Look through the data for the string "text". Copy every line where it is found.

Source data

----------

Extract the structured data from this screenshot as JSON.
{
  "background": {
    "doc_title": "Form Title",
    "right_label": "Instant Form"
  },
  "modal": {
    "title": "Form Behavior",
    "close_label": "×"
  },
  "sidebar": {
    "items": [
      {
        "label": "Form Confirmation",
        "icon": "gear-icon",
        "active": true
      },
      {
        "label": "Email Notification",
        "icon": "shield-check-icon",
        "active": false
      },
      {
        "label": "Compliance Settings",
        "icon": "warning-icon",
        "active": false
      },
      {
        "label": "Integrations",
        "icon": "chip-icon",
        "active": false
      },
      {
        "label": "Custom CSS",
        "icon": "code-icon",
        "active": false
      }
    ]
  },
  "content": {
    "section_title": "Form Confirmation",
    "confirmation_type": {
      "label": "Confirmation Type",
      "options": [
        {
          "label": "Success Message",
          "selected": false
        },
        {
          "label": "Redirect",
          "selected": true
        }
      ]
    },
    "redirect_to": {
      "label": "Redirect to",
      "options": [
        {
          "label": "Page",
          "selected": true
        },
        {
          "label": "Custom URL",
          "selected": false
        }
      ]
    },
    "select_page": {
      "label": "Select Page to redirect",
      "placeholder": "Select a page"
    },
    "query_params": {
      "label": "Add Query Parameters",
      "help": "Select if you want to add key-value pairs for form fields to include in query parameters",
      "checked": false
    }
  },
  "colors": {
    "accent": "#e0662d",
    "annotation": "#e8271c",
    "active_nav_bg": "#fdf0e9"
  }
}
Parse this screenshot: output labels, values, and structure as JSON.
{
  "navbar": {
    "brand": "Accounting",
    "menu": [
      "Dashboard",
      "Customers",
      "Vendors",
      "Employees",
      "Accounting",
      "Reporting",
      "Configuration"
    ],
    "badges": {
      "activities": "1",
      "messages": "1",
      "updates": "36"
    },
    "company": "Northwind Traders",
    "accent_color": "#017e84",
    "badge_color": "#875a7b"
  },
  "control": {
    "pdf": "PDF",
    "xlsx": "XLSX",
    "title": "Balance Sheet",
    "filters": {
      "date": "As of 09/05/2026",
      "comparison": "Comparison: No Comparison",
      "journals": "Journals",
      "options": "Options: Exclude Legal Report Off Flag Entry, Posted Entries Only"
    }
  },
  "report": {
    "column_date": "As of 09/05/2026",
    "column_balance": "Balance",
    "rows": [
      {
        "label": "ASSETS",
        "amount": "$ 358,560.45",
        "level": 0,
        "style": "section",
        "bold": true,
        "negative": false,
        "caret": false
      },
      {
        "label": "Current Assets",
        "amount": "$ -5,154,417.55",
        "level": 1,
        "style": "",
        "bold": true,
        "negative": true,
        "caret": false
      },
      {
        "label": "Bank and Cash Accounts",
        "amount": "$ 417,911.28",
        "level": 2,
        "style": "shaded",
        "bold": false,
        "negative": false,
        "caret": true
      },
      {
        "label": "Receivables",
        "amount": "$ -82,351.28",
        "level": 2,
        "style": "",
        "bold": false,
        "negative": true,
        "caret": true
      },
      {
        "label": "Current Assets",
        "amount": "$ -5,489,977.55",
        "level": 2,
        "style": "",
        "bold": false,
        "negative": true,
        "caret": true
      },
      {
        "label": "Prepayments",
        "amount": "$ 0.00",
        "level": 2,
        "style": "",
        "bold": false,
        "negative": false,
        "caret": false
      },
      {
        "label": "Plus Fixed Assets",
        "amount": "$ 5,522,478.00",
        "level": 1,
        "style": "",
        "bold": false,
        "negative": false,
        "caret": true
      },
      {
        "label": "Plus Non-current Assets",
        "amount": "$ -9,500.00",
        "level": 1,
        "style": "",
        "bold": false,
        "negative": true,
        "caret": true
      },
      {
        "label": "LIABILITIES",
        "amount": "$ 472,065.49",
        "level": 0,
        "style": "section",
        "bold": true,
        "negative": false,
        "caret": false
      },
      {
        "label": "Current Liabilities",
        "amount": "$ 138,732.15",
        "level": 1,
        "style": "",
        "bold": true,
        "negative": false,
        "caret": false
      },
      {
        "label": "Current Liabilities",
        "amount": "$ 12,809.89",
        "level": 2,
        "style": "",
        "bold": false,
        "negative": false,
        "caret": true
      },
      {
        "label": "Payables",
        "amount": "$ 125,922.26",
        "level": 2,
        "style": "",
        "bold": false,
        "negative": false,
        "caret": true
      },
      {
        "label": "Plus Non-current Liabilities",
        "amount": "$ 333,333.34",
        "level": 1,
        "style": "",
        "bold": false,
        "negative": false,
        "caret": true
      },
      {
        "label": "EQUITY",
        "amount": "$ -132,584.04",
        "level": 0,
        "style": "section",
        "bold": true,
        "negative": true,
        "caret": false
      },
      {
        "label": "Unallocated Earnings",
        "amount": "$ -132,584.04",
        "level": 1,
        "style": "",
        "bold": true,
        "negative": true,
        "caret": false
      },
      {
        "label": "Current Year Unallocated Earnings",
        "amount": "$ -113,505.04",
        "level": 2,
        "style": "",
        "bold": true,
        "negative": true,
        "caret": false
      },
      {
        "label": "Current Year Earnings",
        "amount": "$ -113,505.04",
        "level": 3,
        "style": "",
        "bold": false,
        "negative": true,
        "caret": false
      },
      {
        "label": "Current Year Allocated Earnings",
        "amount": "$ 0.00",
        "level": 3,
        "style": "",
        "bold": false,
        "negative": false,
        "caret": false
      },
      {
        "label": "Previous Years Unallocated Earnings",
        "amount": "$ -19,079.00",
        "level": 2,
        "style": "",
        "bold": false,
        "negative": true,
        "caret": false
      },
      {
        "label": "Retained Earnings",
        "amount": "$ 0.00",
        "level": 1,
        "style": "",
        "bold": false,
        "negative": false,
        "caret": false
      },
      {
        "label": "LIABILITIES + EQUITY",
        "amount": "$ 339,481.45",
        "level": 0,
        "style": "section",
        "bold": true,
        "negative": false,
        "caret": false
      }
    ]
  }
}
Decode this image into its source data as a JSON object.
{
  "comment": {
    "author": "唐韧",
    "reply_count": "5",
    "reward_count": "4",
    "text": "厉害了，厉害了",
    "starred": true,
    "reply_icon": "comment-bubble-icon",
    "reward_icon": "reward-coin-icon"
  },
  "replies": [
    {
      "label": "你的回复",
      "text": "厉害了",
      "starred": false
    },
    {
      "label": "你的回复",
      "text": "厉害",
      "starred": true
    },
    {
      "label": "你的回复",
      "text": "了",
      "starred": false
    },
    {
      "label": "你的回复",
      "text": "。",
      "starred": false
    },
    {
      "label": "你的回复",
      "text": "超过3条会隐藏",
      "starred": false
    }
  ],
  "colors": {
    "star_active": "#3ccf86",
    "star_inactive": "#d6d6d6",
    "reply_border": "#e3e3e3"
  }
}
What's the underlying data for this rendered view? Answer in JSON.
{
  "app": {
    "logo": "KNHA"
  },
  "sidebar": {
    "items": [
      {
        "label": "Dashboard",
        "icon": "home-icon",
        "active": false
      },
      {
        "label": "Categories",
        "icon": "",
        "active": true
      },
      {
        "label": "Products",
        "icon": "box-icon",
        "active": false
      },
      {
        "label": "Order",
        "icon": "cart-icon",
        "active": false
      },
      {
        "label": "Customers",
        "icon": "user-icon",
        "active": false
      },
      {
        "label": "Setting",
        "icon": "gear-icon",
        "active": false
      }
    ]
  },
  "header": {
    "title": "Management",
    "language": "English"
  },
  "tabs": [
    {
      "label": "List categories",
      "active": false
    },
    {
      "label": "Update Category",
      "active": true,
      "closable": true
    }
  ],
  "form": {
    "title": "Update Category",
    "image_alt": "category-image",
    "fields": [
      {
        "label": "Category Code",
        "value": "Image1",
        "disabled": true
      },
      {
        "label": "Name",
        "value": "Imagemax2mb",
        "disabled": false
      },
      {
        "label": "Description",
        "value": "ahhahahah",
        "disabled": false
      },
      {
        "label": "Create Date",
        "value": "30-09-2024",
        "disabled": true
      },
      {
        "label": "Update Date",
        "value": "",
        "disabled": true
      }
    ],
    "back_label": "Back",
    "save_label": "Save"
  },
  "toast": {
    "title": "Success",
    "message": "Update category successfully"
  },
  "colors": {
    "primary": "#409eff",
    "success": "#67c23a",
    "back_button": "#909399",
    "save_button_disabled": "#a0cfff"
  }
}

----------

* Written answer
    "text": "厉害了，厉害了",
      "text": "厉害了",
      "text": "厉害",
      "text": "了",
      "text": "。",
      "text": "超过3条会隐藏",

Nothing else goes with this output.